→ **TEXTE**
----

Légalité de l’exigence de cession à titre exclusif des droits de propriété intellectuelle
La société Camineo faisait d’abord valoir que la prescription litigieuse avait pour effet d’exclure de la procédure de mise en concurrence les candidats proposant des applications conçues à partir de logiciels libres, ce qui caractérisait, selon elle, une violation du principe de libre accès à la commande publique. Ce moyen n’est pas sans rappeler les affaires Lilie (CE, 30 septembre 2011, Région Picardie) et plus récemment Nexedi (TA Paris, ord., 26 juin 2013, Société Nexedi et autre). Le Conseil d’Etat a ici considéré que le département pouvait imposer cette prescription qui se justifiait, selon lui, « eu égard à la nature de son besoin » et qui « ne conduisait pas à exclure les offres proposant des applications conçues à partir de logiciels libres, dès lors que la cession des droits de propriété intellectuelle port[ait] sur la seule application numérique ».
Ce considérant appelle deux remarques. En premier lieu, une telle exigence peut priver le pouvoir adjudicateur de solutions préexistantes ne devant qu’être adaptées à ses besoins spécifiques.
A l’instar de la société Camineo, les éditeurs de telles solutions refuseront probablement de céder leurs droits afin de pouvoir continuer à les commercialiser. En second lieu, si le Conseil d’Etat considère que l’exigence du département n’excluait pas les solutions libres, l’arrêt n’est pas dénué à ce sujet d’ambiguïté. Un logiciel libre est en effet par nature insusceptible d’appropriation exclusive. Et les conclusions du rapporteur public n’éclairent pas davantage sur ce point : « par définition, s’agissant d’un logiciel libre, l’obligation de céder les droits de propriété intellectuelle était sans objet ».
Une première explication à cette solution pourrait être liée à la nature du besoin du département. Pour justifier sa demande, ce dernier - à suivre le rapporteur public - « entendait simplement éviter les risques liés à une disparition du prestataire initial et au paiement régulier de mises à jour au propriétaire de l’application ». Dès lors que les logiciels libres remplissent en principe ces conditions, le Conseil d’Etat a ainsi pu considérer - au prix d’un raisonnement quelque peu favorable au pouvoir adjudicateur, voire aux logiciels libres et ce, d’autant que l’attributaire du marché litigieux s’appuyait lui-même sur un logiciel libre de droits - que les applications « conçues à partir de logiciels libres » n’étaient pas exclues de la consultation. Une autre explication pourrait aussi se trouver dans la distinction que semble opérer le Conseil d’Etat entre, d’une part, l’application numérique proposée dont les droits devaient être cédés à titre exclusif et, d’autre part, les logiciels libres utilisés pour sa conception. Mais là encore, cette distinction - que l’on retrouve d’ailleurs dans le CCAG-TIC (article 36) - ne vaut que si la licence libre qui s’applique aux modules préexistants ne contamine pas les développements spécifiques qui y sont liés et n’entraine pas l’application de ladite licence à ces modules développés ad hoc. Or, l’arrêt du Conseil d’Etat ne donne aucune précision à ce sujet.

----

→ **ENTRÉES FOURNIES**
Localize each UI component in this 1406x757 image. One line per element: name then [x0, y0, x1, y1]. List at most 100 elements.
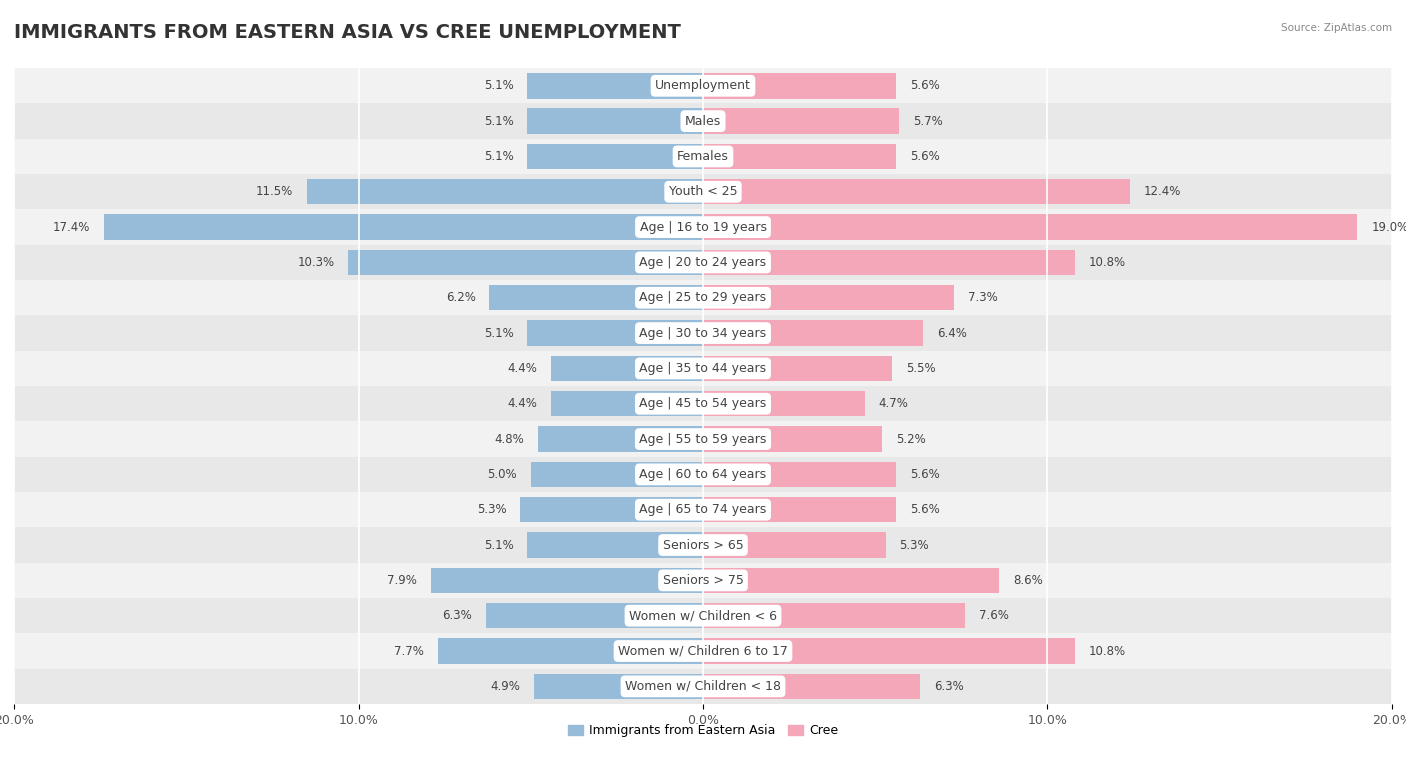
Text: Age | 16 to 19 years: Age | 16 to 19 years — [640, 220, 766, 234]
Bar — [349, 250, 703, 275]
Bar — [703, 426, 882, 452]
Bar — [14, 68, 1392, 104]
Bar — [14, 210, 1392, 245]
Bar — [14, 562, 1392, 598]
Legend: Immigrants from Eastern Asia, Cree: Immigrants from Eastern Asia, Cree — [562, 719, 844, 743]
Bar — [486, 603, 703, 628]
Bar — [14, 174, 1392, 210]
Text: 5.1%: 5.1% — [484, 326, 513, 340]
Text: 5.5%: 5.5% — [907, 362, 936, 375]
Text: Age | 45 to 54 years: Age | 45 to 54 years — [640, 397, 766, 410]
Text: 4.4%: 4.4% — [508, 397, 537, 410]
Text: 5.6%: 5.6% — [910, 79, 939, 92]
Text: 7.3%: 7.3% — [969, 291, 998, 304]
Text: Males: Males — [685, 114, 721, 128]
Bar — [703, 179, 1130, 204]
Bar — [527, 144, 703, 169]
Bar — [703, 285, 955, 310]
Text: 5.1%: 5.1% — [484, 150, 513, 163]
Text: Women w/ Children 6 to 17: Women w/ Children 6 to 17 — [619, 644, 787, 658]
Text: 5.1%: 5.1% — [484, 79, 513, 92]
Text: Seniors > 65: Seniors > 65 — [662, 538, 744, 552]
Bar — [703, 462, 896, 487]
Text: 6.3%: 6.3% — [934, 680, 963, 693]
Bar — [14, 422, 1392, 456]
Bar — [14, 104, 1392, 139]
Bar — [14, 386, 1392, 422]
Text: 4.4%: 4.4% — [508, 362, 537, 375]
Bar — [527, 320, 703, 346]
Bar — [703, 356, 893, 381]
Text: Age | 65 to 74 years: Age | 65 to 74 years — [640, 503, 766, 516]
Text: 7.7%: 7.7% — [394, 644, 425, 658]
Bar — [551, 391, 703, 416]
Bar — [307, 179, 703, 204]
Text: 17.4%: 17.4% — [52, 220, 90, 234]
Bar — [14, 350, 1392, 386]
Text: Seniors > 75: Seniors > 75 — [662, 574, 744, 587]
Text: IMMIGRANTS FROM EASTERN ASIA VS CREE UNEMPLOYMENT: IMMIGRANTS FROM EASTERN ASIA VS CREE UNE… — [14, 23, 681, 42]
Bar — [14, 316, 1392, 350]
Text: Women w/ Children < 6: Women w/ Children < 6 — [628, 609, 778, 622]
Bar — [437, 638, 703, 664]
Bar — [703, 603, 965, 628]
Bar — [430, 568, 703, 593]
Bar — [703, 568, 1000, 593]
Text: Females: Females — [678, 150, 728, 163]
Text: 5.1%: 5.1% — [484, 114, 513, 128]
Text: 10.3%: 10.3% — [297, 256, 335, 269]
Text: 5.6%: 5.6% — [910, 503, 939, 516]
Bar — [14, 280, 1392, 316]
Bar — [527, 532, 703, 558]
Bar — [520, 497, 703, 522]
Text: Age | 20 to 24 years: Age | 20 to 24 years — [640, 256, 766, 269]
Bar — [527, 73, 703, 98]
Text: 10.8%: 10.8% — [1088, 644, 1126, 658]
Text: 5.1%: 5.1% — [484, 538, 513, 552]
Bar — [534, 674, 703, 699]
Text: 5.3%: 5.3% — [477, 503, 506, 516]
Bar — [104, 214, 703, 240]
Text: 4.9%: 4.9% — [491, 680, 520, 693]
Text: 10.8%: 10.8% — [1088, 256, 1126, 269]
Bar — [14, 528, 1392, 562]
Text: 6.3%: 6.3% — [443, 609, 472, 622]
Bar — [527, 108, 703, 134]
Text: 7.9%: 7.9% — [387, 574, 418, 587]
Text: Women w/ Children < 18: Women w/ Children < 18 — [626, 680, 780, 693]
Bar — [703, 674, 920, 699]
Bar — [537, 426, 703, 452]
Bar — [703, 638, 1076, 664]
Text: 19.0%: 19.0% — [1371, 220, 1406, 234]
Text: Youth < 25: Youth < 25 — [669, 185, 737, 198]
Bar — [14, 668, 1392, 704]
Text: 4.8%: 4.8% — [494, 432, 524, 446]
Text: 5.0%: 5.0% — [488, 468, 517, 481]
Bar — [14, 456, 1392, 492]
Text: 5.7%: 5.7% — [912, 114, 943, 128]
Text: 8.6%: 8.6% — [1012, 574, 1043, 587]
Bar — [703, 144, 896, 169]
Bar — [703, 250, 1076, 275]
Bar — [551, 356, 703, 381]
Bar — [703, 391, 865, 416]
Text: Age | 60 to 64 years: Age | 60 to 64 years — [640, 468, 766, 481]
Bar — [703, 320, 924, 346]
Text: Age | 55 to 59 years: Age | 55 to 59 years — [640, 432, 766, 446]
Text: 7.6%: 7.6% — [979, 609, 1008, 622]
Bar — [703, 214, 1358, 240]
Bar — [703, 108, 900, 134]
Text: 11.5%: 11.5% — [256, 185, 292, 198]
Text: 4.7%: 4.7% — [879, 397, 908, 410]
Text: 5.6%: 5.6% — [910, 468, 939, 481]
Bar — [14, 634, 1392, 668]
Bar — [703, 532, 886, 558]
Text: Age | 30 to 34 years: Age | 30 to 34 years — [640, 326, 766, 340]
Text: Unemployment: Unemployment — [655, 79, 751, 92]
Text: Age | 35 to 44 years: Age | 35 to 44 years — [640, 362, 766, 375]
Bar — [531, 462, 703, 487]
Bar — [14, 492, 1392, 528]
Text: Source: ZipAtlas.com: Source: ZipAtlas.com — [1281, 23, 1392, 33]
Text: Age | 25 to 29 years: Age | 25 to 29 years — [640, 291, 766, 304]
Text: 6.2%: 6.2% — [446, 291, 475, 304]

----

Reproduisez fidèlement le passage du texte sur la cession des droits de propriété intellectuelle qui va de « Ce considérant appelle » jusqu'à « ses besoins spécifiques. ».

→ **CORRIGÉ**
Ce considérant appelle deux remarques. En premier lieu, une telle exigence peut priver le pouvoir adjudicateur de solutions préexistantes ne devant qu’être adaptées à ses besoins spécifiques.